Stored records

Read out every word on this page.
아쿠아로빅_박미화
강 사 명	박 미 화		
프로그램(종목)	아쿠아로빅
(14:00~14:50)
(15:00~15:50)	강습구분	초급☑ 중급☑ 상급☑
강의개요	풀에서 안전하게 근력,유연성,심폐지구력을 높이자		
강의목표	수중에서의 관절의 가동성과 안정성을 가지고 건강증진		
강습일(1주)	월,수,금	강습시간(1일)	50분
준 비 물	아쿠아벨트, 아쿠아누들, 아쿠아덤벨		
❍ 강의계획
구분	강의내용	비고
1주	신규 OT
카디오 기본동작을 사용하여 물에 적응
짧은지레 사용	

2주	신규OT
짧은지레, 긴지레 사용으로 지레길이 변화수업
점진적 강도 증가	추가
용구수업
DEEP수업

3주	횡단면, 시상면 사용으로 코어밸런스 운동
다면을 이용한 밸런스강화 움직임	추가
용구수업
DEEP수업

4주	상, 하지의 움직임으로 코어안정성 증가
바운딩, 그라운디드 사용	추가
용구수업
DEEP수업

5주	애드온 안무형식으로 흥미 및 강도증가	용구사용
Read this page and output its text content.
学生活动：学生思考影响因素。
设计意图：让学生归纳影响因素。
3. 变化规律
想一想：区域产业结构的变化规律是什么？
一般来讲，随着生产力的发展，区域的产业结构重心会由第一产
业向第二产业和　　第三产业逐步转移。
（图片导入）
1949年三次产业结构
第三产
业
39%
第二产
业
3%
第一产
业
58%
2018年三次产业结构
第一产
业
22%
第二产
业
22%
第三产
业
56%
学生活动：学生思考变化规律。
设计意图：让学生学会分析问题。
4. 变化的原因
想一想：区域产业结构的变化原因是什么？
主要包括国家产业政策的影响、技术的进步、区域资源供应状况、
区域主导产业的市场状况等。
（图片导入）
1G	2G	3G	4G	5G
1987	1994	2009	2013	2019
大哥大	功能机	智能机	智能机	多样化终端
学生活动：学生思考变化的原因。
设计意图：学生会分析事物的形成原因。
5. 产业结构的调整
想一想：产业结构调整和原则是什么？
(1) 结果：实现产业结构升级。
...
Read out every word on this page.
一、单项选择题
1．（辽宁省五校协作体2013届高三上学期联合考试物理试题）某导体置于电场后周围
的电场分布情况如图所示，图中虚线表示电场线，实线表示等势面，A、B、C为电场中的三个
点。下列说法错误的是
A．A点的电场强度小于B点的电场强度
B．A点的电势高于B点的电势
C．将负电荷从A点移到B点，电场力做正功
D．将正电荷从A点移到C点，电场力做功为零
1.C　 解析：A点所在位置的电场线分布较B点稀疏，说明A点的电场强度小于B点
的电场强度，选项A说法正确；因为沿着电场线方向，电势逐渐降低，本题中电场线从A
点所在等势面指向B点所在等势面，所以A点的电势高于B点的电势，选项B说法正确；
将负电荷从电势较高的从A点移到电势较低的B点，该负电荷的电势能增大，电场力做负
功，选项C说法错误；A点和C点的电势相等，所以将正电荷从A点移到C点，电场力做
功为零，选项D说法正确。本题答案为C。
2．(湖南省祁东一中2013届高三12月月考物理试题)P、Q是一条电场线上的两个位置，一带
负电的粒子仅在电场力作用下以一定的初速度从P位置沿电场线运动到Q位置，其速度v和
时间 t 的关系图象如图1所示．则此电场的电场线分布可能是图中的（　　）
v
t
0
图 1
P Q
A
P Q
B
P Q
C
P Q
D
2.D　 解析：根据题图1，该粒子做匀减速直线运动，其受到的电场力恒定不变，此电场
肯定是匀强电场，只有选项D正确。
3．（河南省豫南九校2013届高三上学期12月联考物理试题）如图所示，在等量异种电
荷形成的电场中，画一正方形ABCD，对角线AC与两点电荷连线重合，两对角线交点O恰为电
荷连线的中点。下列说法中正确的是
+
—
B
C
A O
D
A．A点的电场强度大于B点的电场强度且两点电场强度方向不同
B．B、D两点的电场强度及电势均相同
---
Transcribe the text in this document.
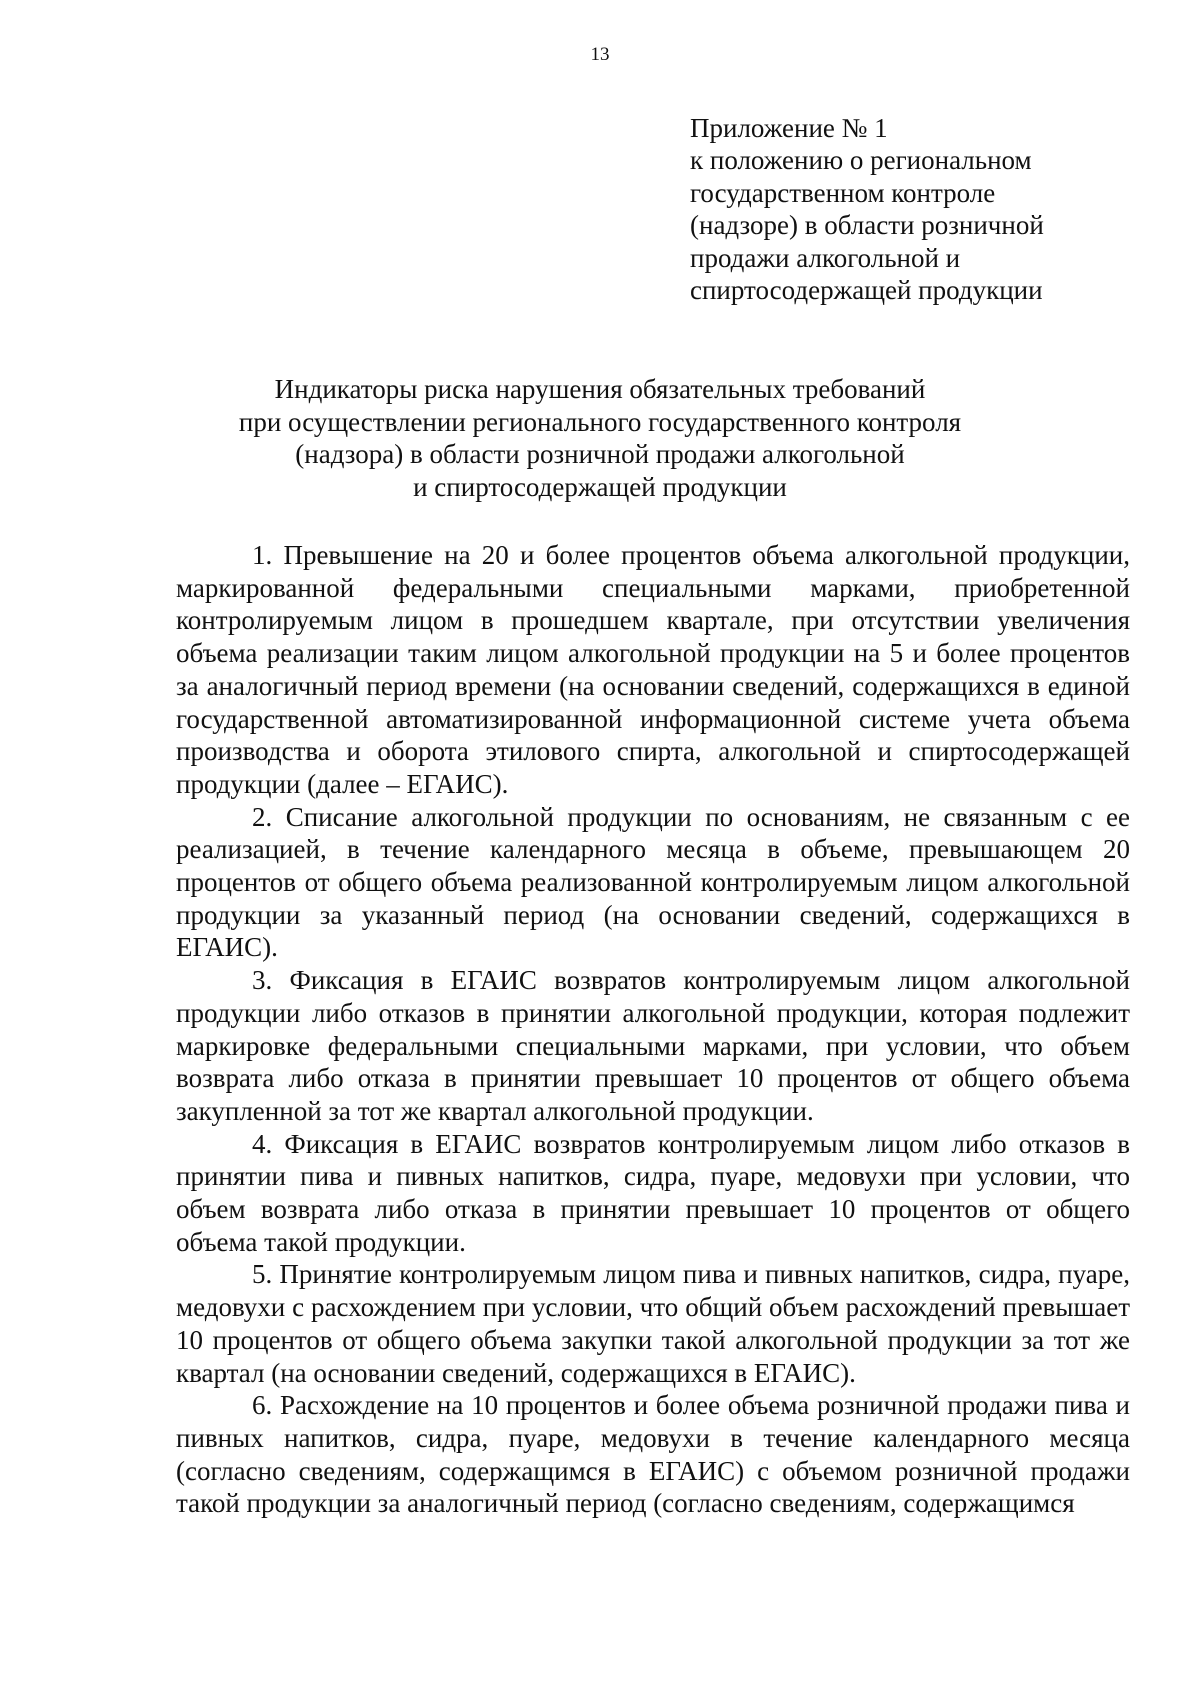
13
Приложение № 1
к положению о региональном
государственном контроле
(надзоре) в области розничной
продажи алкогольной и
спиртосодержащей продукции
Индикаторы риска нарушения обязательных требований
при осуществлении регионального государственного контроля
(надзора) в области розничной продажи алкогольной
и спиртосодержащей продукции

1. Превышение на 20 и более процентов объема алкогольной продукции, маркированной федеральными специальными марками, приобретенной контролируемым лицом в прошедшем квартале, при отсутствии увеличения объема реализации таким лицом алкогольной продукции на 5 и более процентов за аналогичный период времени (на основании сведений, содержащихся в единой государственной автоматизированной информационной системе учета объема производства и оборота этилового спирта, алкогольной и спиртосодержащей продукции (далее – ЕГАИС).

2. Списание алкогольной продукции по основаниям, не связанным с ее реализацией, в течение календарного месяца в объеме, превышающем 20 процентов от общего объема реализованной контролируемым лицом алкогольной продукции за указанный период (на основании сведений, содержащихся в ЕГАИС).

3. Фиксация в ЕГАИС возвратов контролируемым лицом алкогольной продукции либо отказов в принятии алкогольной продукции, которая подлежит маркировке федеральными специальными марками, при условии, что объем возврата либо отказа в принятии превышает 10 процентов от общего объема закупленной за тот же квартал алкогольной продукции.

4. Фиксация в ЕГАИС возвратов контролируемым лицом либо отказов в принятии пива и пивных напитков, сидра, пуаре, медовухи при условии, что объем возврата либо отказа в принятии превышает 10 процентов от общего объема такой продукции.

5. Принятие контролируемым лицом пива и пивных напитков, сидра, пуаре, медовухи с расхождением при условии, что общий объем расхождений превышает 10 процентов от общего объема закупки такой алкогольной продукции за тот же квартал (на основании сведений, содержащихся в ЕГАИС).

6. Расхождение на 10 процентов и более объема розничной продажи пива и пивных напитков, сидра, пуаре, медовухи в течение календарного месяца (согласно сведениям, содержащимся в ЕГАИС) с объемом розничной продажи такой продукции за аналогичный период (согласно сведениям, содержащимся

GIVEN REQUEST: Reply with one number only: how many lines of the listing hold "отказов"?

COMPLETED EXERCISE: 2